Data to process »
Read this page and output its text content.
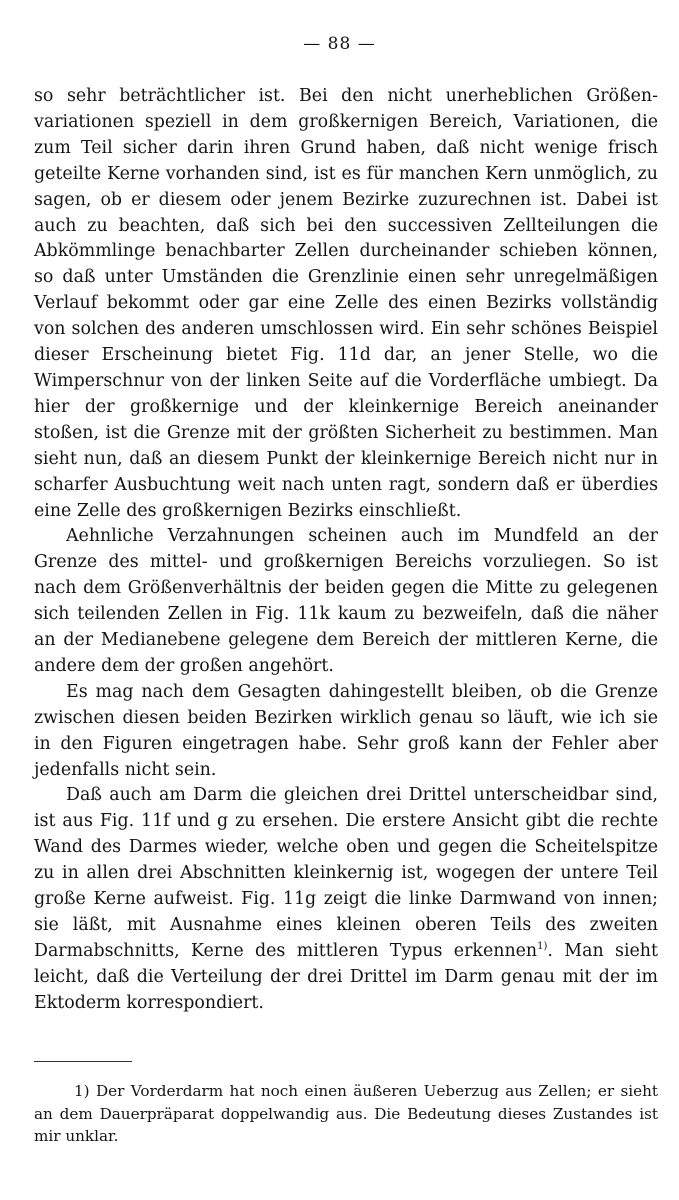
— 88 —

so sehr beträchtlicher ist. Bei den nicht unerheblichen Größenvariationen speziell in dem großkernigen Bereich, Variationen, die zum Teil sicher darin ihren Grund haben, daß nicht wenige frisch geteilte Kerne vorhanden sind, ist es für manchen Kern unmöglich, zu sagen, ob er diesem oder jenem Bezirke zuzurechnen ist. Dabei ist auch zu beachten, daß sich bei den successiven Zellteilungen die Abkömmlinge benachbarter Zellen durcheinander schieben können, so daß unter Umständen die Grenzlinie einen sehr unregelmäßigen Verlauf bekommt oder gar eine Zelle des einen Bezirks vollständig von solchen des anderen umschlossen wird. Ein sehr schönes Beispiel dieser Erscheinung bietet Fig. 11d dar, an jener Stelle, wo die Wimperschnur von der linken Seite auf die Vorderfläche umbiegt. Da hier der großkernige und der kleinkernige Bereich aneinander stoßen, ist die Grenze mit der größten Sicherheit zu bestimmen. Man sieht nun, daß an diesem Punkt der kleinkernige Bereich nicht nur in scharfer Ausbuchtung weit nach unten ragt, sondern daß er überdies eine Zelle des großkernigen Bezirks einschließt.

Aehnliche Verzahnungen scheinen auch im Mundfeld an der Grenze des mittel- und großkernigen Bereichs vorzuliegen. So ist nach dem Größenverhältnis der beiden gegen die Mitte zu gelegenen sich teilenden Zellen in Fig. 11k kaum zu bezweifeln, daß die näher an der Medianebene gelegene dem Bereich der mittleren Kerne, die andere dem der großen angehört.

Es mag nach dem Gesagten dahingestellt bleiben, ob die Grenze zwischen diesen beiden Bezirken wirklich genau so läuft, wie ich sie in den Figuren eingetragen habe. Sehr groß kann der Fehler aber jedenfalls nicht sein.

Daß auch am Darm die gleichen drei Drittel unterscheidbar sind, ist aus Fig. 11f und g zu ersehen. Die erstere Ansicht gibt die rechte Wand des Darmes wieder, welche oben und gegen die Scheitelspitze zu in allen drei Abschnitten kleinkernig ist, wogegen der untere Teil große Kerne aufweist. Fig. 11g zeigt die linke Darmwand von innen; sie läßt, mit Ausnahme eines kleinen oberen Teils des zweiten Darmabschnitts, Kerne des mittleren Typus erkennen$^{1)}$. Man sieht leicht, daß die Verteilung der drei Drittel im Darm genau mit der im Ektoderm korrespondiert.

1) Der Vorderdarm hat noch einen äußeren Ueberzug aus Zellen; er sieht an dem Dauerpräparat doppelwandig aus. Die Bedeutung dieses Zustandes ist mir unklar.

--

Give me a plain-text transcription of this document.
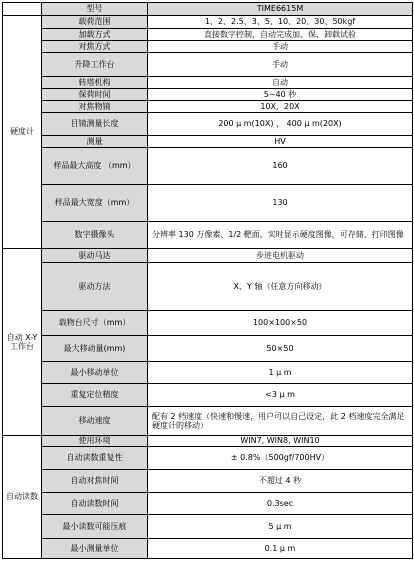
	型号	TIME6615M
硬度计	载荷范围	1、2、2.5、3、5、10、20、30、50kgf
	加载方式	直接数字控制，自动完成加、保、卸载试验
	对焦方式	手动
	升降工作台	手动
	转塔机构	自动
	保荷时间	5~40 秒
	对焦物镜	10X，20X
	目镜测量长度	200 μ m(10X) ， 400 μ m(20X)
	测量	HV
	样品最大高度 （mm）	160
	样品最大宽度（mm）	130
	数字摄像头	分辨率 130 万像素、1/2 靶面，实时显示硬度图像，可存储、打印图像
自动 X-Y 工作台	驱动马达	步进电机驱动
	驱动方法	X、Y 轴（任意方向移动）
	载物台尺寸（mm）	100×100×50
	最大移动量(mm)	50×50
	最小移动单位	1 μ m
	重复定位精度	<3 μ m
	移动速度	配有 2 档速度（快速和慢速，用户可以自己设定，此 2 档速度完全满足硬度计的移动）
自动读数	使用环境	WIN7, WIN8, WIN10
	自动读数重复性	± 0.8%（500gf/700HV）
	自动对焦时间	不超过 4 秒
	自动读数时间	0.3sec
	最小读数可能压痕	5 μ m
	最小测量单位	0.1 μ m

Work to do »
Your answer should be only a number: how many lines of the data above contain the string "text"?

Exercise result »
2